Below are the records; copy each line in them that holds the word "rest".

[START DATA LINES]

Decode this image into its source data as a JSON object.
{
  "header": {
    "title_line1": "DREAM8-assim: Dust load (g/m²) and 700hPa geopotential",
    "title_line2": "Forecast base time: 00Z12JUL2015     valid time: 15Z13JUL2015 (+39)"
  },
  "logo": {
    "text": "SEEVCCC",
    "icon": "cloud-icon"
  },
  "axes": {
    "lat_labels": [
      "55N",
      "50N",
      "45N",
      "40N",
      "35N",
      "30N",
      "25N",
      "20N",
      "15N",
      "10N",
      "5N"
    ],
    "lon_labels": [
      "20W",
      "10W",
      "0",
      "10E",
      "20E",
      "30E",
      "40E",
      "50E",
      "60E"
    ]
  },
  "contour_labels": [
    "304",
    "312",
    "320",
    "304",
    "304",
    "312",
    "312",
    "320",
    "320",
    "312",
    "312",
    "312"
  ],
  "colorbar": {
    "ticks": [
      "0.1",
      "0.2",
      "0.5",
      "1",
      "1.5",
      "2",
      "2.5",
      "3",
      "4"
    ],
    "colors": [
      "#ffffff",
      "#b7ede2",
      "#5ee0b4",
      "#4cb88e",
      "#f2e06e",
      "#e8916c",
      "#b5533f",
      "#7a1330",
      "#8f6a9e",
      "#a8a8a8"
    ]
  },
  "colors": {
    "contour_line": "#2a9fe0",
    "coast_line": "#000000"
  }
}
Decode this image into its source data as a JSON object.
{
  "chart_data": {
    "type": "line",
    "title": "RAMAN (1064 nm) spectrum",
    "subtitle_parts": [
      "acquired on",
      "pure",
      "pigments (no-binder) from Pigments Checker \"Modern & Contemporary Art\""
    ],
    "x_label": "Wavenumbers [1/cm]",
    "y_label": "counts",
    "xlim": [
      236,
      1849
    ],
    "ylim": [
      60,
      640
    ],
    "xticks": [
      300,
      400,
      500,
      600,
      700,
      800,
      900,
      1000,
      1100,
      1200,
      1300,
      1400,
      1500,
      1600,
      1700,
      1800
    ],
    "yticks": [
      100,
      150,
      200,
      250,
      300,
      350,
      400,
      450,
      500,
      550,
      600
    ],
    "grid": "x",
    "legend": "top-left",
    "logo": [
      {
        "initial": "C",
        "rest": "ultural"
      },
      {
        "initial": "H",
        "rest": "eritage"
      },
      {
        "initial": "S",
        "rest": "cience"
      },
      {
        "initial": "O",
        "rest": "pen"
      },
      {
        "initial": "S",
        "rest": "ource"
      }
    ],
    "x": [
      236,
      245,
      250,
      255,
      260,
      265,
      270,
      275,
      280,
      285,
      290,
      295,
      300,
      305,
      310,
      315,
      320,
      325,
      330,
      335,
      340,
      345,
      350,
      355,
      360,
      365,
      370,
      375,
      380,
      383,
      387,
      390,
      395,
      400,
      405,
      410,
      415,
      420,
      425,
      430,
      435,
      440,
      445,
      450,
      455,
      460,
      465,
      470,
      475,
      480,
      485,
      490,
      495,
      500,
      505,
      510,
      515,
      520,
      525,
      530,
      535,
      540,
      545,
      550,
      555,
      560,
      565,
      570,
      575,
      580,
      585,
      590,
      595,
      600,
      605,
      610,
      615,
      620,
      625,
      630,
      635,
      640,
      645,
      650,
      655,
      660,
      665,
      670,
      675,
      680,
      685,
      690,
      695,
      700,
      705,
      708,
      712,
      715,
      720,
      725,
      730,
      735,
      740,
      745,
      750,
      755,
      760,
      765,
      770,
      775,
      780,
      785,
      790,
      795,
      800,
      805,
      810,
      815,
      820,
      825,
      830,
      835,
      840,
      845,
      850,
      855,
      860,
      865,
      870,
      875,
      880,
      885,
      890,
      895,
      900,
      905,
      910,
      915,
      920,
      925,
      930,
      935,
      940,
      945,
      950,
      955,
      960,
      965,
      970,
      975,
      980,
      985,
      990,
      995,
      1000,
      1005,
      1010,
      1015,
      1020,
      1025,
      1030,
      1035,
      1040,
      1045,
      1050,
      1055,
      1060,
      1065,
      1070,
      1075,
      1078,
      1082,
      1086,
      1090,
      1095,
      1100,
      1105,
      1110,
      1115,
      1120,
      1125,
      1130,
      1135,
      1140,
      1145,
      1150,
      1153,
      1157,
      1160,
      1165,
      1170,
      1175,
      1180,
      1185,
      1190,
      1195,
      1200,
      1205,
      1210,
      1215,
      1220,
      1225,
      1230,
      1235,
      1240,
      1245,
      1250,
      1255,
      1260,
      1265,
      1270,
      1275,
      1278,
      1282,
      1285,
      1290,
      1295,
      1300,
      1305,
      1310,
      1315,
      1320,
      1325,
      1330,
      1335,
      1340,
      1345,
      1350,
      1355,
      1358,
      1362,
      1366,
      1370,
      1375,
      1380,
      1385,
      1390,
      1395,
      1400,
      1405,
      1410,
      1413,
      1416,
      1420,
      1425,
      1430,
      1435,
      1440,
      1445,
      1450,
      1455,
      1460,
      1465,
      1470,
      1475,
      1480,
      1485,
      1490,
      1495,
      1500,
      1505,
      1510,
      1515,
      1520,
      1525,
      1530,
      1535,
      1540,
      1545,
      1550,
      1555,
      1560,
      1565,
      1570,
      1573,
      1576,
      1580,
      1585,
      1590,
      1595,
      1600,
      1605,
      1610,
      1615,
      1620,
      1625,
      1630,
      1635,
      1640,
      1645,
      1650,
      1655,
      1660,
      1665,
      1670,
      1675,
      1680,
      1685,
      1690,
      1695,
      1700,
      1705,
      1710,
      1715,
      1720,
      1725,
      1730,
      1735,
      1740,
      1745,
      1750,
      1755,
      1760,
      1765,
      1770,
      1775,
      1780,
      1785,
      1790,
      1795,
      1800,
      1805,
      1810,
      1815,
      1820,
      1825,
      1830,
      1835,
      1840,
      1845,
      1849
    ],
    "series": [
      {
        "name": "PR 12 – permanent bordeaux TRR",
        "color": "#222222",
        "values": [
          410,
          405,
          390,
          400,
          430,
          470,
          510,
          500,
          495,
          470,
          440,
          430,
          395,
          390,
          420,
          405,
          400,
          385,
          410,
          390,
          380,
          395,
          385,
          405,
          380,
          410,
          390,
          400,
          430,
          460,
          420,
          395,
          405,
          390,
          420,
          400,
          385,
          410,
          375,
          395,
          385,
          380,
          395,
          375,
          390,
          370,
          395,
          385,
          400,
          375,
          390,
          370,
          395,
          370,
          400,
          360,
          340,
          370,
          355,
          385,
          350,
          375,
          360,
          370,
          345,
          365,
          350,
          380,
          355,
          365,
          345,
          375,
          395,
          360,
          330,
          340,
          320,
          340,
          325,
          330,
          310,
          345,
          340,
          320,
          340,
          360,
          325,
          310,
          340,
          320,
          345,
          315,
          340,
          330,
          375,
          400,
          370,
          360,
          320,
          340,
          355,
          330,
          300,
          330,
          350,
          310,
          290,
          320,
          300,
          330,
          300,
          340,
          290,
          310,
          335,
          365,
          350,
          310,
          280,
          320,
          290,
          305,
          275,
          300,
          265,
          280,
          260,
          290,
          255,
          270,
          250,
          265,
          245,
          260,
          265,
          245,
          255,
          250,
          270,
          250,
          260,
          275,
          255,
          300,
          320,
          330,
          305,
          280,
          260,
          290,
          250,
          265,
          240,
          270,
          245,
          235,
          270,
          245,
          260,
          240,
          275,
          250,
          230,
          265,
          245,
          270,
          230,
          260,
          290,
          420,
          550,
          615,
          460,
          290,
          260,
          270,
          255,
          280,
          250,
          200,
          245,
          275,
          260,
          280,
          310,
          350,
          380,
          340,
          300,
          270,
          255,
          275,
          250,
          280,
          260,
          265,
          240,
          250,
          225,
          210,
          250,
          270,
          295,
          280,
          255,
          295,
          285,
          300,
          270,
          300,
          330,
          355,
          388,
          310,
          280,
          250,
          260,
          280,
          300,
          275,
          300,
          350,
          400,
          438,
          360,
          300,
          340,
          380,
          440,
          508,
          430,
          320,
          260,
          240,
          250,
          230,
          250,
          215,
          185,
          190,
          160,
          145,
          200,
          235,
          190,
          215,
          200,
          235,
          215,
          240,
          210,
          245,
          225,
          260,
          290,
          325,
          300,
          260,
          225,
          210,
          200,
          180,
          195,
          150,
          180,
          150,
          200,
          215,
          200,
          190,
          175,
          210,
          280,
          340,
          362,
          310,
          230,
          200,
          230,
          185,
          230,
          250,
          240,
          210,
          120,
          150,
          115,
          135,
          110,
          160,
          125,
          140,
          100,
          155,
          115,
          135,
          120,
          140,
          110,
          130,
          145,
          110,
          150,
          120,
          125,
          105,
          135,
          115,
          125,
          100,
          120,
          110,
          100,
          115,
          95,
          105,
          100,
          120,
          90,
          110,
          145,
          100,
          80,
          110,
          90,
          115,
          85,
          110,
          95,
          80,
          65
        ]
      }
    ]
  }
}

[END DATA LINES]

**ANSWER TO THIS TASK**.
        "rest": "ultural"
        "rest": "eritage"
        "rest": "cience"
        "rest": "pen"
        "rest": "ource"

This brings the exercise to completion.